Request -> Retype the material that follows, keeping every word as it is.

The data ->
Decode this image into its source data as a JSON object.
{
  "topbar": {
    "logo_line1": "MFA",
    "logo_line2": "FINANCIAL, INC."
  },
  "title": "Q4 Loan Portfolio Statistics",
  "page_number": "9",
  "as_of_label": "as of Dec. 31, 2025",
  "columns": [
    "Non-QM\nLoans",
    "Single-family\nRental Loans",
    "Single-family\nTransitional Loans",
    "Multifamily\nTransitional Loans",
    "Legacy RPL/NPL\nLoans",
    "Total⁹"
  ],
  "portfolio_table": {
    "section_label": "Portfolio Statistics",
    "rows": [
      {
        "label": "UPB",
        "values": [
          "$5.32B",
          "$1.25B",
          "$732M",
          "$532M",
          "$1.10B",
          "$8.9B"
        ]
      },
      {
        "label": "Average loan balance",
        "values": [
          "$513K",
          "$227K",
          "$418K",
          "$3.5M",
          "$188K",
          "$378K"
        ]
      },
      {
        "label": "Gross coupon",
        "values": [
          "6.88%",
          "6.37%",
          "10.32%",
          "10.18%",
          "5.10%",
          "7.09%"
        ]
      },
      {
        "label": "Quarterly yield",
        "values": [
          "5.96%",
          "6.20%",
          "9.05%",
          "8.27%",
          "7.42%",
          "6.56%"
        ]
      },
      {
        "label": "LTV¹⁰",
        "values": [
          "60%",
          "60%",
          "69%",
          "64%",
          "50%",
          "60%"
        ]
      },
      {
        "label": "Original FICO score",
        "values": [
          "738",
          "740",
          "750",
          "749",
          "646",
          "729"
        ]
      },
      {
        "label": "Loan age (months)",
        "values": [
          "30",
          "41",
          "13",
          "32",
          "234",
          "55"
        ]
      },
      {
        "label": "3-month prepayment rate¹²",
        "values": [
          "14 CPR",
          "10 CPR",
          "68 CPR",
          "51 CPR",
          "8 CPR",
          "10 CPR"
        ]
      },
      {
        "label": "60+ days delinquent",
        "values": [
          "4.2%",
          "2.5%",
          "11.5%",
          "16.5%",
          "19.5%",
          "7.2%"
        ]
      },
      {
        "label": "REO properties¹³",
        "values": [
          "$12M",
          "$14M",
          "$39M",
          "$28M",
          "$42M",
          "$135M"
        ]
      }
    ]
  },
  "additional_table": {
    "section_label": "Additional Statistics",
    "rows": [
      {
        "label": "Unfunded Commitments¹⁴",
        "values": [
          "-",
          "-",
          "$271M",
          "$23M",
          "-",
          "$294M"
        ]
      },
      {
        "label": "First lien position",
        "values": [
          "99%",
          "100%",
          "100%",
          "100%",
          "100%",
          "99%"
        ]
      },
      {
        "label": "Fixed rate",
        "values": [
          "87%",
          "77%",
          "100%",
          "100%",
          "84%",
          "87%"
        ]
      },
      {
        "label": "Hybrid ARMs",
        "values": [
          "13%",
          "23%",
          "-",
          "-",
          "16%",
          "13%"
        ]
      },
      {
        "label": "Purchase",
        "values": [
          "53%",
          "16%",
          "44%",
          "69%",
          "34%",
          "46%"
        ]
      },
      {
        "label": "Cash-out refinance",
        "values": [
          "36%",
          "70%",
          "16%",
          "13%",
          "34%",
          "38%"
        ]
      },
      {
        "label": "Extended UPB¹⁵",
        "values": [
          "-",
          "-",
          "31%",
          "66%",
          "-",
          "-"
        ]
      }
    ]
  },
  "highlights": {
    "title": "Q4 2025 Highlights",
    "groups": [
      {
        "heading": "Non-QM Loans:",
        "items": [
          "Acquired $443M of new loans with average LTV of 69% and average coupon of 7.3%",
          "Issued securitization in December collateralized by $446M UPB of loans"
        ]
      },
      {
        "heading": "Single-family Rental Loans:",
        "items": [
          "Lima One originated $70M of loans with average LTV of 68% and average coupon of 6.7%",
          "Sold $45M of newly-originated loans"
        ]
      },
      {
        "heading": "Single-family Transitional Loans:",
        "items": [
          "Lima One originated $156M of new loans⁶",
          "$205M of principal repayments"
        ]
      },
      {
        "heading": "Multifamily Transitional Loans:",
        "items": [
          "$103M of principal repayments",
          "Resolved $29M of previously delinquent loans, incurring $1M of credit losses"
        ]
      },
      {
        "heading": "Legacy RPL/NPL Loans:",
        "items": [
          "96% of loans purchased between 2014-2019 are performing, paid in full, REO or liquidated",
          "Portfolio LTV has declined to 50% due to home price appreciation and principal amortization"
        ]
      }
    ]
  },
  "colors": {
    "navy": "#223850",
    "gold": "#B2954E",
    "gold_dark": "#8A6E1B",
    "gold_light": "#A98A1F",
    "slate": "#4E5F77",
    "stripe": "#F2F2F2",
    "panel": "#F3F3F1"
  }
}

Reply to the task ->
Decode this image into its source data as a JSON object.
{
  "topbar": {
    "logo_line1": "MFA",
    "logo_line2": "FINANCIAL, INC."
  },
  "title": "Q4 Loan Portfolio Statistics",
  "page_number": "9",
  "as_of_label": "as of Dec. 31, 2025",
  "columns": [
    "Non-QM\nLoans",
    "Single-family\nRental Loans",
    "Single-family\nTransitional Loans",
    "Multifamily\nTransitional Loans",
    "Legacy RPL/NPL\nLoans",
    "Total⁹"
  ],
  "portfolio_table": {
    "section_label": "Portfolio Statistics",
    "rows": [
      {
        "label": "UPB",
        "values": [
          "$5.32B",
          "$1.25B",
          "$732M",
          "$532M",
          "$1.10B",
          "$8.9B"
        ]
      },
      {
        "label": "Average loan balance",
        "values": [
          "$513K",
          "$227K",
          "$418K",
          "$3.5M",
          "$188K",
          "$378K"
        ]
      },
      {
        "label": "Gross coupon",
        "values": [
          "6.88%",
          "6.37%",
          "10.32%",
          "10.18%",
          "5.10%",
          "7.09%"
        ]
      },
      {
        "label": "Quarterly yield",
        "values": [
          "5.96%",
          "6.20%",
          "9.05%",
          "8.27%",
          "7.42%",
          "6.56%"
        ]
      },
      {
        "label": "LTV¹⁰",
        "values": [
          "60%",
          "60%",
          "69%",
          "64%",
          "50%",
          "60%"
        ]
      },
      {
        "label": "Original FICO score",
        "values": [
          "738",
          "740",
          "750",
          "749",
          "646",
          "729"
        ]
      },
      {
        "label": "Loan age (months)",
        "values": [
          "30",
          "41",
          "13",
          "32",
          "234",
          "55"
        ]
      },
      {
        "label": "3-month prepayment rate¹²",
        "values": [
          "14 CPR",
          "10 CPR",
          "68 CPR",
          "51 CPR",
          "8 CPR",
          "10 CPR"
        ]
      },
      {
        "label": "60+ days delinquent",
        "values": [
          "4.2%",
          "2.5%",
          "11.5%",
          "16.5%",
          "19.5%",
          "7.2%"
        ]
      },
      {
        "label": "REO properties¹³",
        "values": [
          "$12M",
          "$14M",
          "$39M",
          "$28M",
          "$42M",
          "$135M"
        ]
      }
    ]
  },
  "additional_table": {
    "section_label": "Additional Statistics",
    "rows": [
      {
        "label": "Unfunded Commitments¹⁴",
        "values": [
          "-",
          "-",
          "$271M",
          "$23M",
          "-",
          "$294M"
        ]
      },
      {
        "label": "First lien position",
        "values": [
          "99%",
          "100%",
          "100%",
          "100%",
          "100%",
          "99%"
        ]
      },
      {
        "label": "Fixed rate",
        "values": [
          "87%",
          "77%",
          "100%",
          "100%",
          "84%",
          "87%"
        ]
      },
      {
        "label": "Hybrid ARMs",
        "values": [
          "13%",
          "23%",
          "-",
          "-",
          "16%",
          "13%"
        ]
      },
      {
        "label": "Purchase",
        "values": [
          "53%",
          "16%",
          "44%",
          "69%",
          "34%",
          "46%"
        ]
      },
      {
        "label": "Cash-out refinance",
        "values": [
          "36%",
          "70%",
          "16%",
          "13%",
          "34%",
          "38%"
        ]
      },
      {
        "label": "Extended UPB¹⁵",
        "values": [
          "-",
          "-",
          "31%",
          "66%",
          "-",
          "-"
        ]
      }
    ]
  },
  "highlights": {
    "title": "Q4 2025 Highlights",
    "groups": [
      {
        "heading": "Non-QM Loans:",
        "items": [
          "Acquired $443M of new loans with average LTV of 69% and average coupon of 7.3%",
          "Issued securitization in December collateralized by $446M UPB of loans"
        ]
      },
      {
        "heading": "Single-family Rental Loans:",
        "items": [
          "Lima One originated $70M of loans with average LTV of 68% and average coupon of 6.7%",
          "Sold $45M of newly-originated loans"
        ]
      },
      {
        "heading": "Single-family Transitional Loans:",
        "items": [
          "Lima One originated $156M of new loans⁶",
          "$205M of principal repayments"
        ]
      },
      {
        "heading": "Multifamily Transitional Loans:",
        "items": [
          "$103M of principal repayments",
          "Resolved $29M of previously delinquent loans, incurring $1M of credit losses"
        ]
      },
      {
        "heading": "Legacy RPL/NPL Loans:",
        "items": [
          "96% of loans purchased between 2014-2019 are performing, paid in full, REO or liquidated",
          "Portfolio LTV has declined to 50% due to home price appreciation and principal amortization"
        ]
      }
    ]
  },
  "colors": {
    "navy": "#223850",
    "gold": "#B2954E",
    "gold_dark": "#8A6E1B",
    "gold_light": "#A98A1F",
    "slate": "#4E5F77",
    "stripe": "#F2F2F2",
    "panel": "#F3F3F1"
  }
}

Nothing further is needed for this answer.